:: Records to process ::

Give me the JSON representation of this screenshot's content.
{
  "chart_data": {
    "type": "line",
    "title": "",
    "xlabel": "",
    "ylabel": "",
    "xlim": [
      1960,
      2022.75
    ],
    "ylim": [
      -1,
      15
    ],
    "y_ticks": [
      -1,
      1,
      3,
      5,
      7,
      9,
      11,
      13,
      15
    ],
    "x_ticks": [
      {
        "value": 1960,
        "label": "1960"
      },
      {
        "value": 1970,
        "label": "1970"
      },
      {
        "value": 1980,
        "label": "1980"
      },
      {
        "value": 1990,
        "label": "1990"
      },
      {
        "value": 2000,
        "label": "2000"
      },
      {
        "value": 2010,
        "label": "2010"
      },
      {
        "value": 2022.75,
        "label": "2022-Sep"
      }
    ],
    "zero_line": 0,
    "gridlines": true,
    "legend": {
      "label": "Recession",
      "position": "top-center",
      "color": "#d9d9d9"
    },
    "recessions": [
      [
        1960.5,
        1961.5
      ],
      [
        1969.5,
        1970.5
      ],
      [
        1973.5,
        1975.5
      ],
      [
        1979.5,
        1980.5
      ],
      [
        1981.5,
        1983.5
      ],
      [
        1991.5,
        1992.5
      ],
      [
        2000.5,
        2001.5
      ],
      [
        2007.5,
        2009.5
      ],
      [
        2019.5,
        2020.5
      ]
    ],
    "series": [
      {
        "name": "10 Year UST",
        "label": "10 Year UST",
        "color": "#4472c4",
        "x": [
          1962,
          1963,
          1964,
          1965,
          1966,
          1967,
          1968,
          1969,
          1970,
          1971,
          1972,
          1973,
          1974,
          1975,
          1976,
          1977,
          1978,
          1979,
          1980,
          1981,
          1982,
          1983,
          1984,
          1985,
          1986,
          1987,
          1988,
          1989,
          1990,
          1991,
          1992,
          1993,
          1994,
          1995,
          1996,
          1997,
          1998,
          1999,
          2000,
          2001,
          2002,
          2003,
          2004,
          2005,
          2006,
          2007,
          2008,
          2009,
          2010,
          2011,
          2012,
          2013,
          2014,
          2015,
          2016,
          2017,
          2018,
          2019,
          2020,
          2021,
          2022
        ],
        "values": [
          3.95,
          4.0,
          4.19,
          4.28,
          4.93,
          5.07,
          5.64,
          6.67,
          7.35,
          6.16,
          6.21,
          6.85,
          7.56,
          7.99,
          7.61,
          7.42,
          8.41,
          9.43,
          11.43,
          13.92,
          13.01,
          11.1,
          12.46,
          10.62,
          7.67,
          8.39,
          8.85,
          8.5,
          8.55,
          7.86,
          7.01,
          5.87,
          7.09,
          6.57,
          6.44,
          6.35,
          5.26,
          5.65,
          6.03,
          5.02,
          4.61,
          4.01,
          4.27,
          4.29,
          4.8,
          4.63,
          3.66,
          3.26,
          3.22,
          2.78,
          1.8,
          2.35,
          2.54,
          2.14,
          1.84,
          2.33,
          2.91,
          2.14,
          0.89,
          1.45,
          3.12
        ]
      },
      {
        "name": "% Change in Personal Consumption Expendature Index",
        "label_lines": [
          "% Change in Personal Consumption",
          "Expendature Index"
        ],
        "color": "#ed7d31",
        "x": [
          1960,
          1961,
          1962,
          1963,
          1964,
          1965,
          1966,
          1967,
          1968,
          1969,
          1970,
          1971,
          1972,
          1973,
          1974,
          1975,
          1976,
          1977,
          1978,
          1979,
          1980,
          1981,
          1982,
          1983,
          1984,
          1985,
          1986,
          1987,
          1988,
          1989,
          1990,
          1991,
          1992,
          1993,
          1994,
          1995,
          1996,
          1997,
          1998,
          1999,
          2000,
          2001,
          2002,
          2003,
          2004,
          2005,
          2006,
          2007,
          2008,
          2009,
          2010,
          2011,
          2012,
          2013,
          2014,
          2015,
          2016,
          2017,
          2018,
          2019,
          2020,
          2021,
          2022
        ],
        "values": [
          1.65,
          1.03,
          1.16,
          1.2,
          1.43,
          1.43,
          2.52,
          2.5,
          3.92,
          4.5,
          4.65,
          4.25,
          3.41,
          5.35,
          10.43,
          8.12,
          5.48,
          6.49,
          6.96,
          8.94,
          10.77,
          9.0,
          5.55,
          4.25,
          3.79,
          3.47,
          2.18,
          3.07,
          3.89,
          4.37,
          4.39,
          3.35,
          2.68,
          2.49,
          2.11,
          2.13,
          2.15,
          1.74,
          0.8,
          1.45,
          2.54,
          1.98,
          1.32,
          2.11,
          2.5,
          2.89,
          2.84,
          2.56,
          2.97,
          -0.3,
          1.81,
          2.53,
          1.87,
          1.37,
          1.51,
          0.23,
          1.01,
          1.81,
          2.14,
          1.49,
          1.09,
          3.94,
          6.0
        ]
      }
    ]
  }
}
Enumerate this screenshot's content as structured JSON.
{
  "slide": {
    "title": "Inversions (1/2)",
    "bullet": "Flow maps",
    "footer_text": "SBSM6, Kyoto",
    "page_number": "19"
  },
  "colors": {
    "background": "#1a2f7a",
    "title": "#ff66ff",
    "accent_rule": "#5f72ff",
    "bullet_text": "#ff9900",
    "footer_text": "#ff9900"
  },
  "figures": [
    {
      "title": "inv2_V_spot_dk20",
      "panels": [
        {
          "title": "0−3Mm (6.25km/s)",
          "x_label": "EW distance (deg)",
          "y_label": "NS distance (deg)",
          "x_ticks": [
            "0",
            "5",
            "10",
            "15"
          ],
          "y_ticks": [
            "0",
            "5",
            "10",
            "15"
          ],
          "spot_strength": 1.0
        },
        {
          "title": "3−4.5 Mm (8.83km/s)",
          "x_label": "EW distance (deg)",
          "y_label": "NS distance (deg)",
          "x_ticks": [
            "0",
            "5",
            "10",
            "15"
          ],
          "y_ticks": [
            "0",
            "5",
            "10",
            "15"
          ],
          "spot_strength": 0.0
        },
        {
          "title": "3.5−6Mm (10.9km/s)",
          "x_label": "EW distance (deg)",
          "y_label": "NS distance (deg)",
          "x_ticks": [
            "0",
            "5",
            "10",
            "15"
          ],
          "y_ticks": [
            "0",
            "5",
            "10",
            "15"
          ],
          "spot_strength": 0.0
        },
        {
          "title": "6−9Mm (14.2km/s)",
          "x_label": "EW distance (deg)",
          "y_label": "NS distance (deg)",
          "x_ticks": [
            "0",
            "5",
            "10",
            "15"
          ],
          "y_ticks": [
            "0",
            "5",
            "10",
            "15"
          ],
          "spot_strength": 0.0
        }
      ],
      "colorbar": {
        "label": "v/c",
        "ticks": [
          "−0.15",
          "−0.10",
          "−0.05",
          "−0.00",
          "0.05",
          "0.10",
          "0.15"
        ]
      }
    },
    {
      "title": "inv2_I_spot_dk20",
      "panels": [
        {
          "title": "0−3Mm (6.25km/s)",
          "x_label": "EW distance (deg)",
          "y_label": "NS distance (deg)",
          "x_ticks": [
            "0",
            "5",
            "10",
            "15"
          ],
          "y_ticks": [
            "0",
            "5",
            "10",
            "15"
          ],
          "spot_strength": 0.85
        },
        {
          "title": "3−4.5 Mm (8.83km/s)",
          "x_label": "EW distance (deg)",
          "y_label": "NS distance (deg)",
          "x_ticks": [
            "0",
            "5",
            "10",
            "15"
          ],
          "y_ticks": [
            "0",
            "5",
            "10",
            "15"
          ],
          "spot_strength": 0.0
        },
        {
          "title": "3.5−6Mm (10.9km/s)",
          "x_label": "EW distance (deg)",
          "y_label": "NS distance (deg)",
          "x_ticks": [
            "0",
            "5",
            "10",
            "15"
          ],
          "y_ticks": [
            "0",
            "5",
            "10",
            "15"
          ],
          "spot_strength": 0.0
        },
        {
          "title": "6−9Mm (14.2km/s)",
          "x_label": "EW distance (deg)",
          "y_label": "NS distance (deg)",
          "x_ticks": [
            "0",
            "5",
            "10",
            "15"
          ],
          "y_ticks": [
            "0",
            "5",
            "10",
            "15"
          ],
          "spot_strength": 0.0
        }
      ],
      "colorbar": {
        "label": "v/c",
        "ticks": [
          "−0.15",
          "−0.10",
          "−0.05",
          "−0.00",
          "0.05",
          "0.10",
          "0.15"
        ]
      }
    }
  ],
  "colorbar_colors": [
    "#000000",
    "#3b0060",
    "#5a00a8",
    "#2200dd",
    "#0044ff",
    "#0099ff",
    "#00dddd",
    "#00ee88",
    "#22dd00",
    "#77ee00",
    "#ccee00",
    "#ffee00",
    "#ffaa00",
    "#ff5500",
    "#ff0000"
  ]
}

:::

What the task requires
Report every line containing the word "screenshot" from the listing above.

Exercise result
Give me the JSON representation of this screenshot's content.
Enumerate this screenshot's content as structured JSON.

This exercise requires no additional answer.